Material provided:
-- Begin --

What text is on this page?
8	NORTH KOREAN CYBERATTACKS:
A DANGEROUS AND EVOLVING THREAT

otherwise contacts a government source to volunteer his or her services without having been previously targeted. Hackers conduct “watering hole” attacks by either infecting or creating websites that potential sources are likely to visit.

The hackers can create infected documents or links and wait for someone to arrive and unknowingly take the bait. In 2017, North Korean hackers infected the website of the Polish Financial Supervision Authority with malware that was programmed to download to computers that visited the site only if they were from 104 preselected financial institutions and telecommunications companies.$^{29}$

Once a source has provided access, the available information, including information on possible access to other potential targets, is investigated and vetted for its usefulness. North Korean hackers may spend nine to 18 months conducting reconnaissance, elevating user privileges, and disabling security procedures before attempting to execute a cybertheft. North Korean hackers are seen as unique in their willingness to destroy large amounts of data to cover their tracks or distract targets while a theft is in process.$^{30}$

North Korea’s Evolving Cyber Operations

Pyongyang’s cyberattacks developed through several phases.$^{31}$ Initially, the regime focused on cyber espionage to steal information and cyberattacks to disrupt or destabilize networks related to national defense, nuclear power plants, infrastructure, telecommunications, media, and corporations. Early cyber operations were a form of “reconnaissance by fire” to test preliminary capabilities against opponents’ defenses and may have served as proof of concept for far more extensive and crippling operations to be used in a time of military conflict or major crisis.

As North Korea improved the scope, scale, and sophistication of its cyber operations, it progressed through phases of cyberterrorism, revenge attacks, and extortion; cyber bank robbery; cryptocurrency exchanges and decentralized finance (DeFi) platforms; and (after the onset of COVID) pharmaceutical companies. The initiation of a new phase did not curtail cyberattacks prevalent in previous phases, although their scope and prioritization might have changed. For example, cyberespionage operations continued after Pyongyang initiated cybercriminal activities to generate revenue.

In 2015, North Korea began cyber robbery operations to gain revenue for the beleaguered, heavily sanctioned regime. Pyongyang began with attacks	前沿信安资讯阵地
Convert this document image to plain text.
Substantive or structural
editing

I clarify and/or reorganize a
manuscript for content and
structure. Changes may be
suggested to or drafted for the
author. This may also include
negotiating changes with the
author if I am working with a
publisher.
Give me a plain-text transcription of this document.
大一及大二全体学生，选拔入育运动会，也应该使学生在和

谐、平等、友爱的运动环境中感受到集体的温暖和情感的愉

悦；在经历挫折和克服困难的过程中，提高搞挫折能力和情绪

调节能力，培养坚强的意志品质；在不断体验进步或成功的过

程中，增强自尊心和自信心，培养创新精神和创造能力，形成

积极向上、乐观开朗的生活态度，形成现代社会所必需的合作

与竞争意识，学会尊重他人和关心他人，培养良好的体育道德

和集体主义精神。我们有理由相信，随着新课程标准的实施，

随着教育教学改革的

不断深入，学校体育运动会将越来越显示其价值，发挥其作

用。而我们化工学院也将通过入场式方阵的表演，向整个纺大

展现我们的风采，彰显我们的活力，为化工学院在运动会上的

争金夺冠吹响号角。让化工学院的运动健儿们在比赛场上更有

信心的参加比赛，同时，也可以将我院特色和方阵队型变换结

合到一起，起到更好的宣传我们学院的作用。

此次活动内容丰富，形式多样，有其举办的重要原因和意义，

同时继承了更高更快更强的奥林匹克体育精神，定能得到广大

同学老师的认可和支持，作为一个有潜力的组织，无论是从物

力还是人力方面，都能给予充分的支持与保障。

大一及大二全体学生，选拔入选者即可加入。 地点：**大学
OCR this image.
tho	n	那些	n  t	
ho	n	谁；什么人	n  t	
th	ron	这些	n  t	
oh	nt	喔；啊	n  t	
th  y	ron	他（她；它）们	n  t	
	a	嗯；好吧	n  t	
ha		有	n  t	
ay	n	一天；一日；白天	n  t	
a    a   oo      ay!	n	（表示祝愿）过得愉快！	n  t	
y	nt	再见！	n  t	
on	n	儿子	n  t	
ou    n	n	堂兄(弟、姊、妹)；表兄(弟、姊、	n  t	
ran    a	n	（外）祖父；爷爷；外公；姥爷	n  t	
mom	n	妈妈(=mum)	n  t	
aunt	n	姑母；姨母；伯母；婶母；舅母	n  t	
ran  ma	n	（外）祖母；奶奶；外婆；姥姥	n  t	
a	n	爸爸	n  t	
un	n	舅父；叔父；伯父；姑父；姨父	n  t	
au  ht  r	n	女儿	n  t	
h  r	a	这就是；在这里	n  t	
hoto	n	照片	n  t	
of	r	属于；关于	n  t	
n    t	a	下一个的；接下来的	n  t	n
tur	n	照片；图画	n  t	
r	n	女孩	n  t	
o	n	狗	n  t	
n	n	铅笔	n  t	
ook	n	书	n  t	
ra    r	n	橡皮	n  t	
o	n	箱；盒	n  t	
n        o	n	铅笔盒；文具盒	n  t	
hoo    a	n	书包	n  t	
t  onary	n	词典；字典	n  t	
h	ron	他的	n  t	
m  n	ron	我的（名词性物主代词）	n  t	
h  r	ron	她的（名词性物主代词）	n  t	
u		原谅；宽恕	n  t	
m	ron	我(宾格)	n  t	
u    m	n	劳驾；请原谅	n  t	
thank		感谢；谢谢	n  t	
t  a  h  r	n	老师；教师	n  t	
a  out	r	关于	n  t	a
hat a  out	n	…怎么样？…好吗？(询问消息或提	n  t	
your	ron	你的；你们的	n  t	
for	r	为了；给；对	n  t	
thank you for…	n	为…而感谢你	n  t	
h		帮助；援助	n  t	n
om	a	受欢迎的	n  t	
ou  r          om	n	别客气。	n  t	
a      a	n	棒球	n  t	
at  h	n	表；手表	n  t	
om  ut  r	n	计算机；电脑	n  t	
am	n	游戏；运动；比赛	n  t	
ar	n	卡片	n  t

-- End --

Exercise details: Only lines that contain the word "source" are wanted; copy each of them.

Finished task:
otherwise contacts a government source to volunteer his or her services without having been previously targeted. Hackers conduct “watering hole” attacks by either infecting or creating websites that potential sources are likely to visit.
Once a source has provided access, the available information, including information on possible access to other potential targets, is investigated and vetted for its usefulness. North Korean hackers may spend nine to 18 months conducting reconnaissance, elevating user privileges, and disabling security procedures before attempting to execute a cybertheft. North Korean hackers are seen as unique in their willingness to destroy large amounts of data to cover their tracks or distract targets while a theft is in process.$^{30}$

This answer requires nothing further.